# DATASET ROWS:

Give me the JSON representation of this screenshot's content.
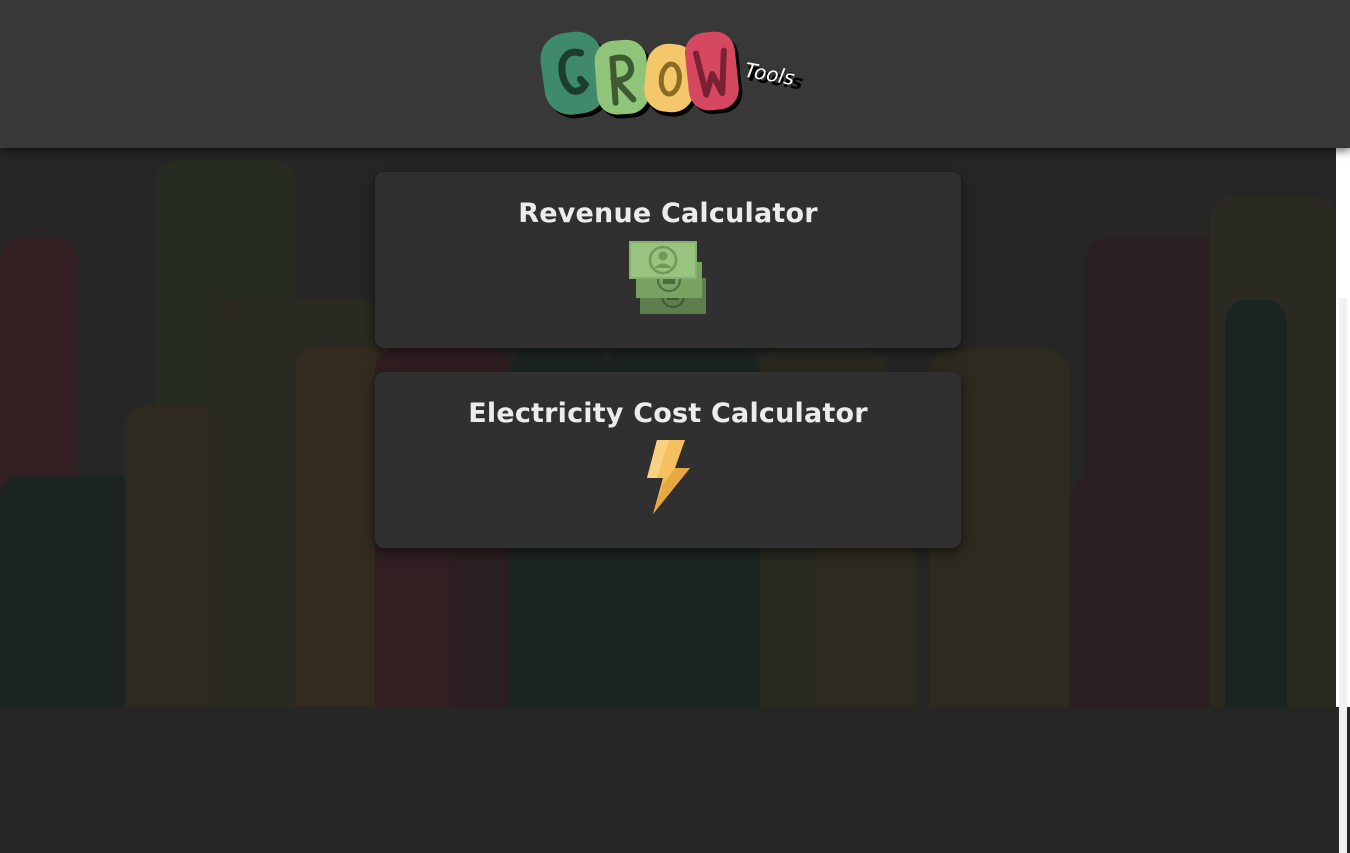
{
  "header": {
    "logo_text": "GROW",
    "logo_subtext": "Tools",
    "colors": {
      "background": "#383838",
      "green_dark": "#3f8a6b",
      "green_light": "#8fc479",
      "yellow": "#f4c86a",
      "red": "#d64760"
    }
  },
  "cards": [
    {
      "title": "Revenue Calculator",
      "icon": "money-stack-icon"
    },
    {
      "title": "Electricity Cost Calculator",
      "icon": "lightning-bolt-icon"
    }
  ],
  "colors": {
    "page_background": "#262626",
    "card_background": "#303030",
    "card_text": "#ececec",
    "bolt": "#f6c05e"
  }
}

# INSTRUCTIONS FOR THE TASK:
Copy out each line word for word, please, skipping the images.

# ANSWER BELOW:
Give me the JSON representation of this screenshot's content.
{
  "header": {
    "logo_text": "GROW",
    "logo_subtext": "Tools",
    "colors": {
      "background": "#383838",
      "green_dark": "#3f8a6b",
      "green_light": "#8fc479",
      "yellow": "#f4c86a",
      "red": "#d64760"
    }
  },
  "cards": [
    {
      "title": "Revenue Calculator",
      "icon": "money-stack-icon"
    },
    {
      "title": "Electricity Cost Calculator",
      "icon": "lightning-bolt-icon"
    }
  ],
  "colors": {
    "page_background": "#262626",
    "card_background": "#303030",
    "card_text": "#ececec",
    "bolt": "#f6c05e"
  }
}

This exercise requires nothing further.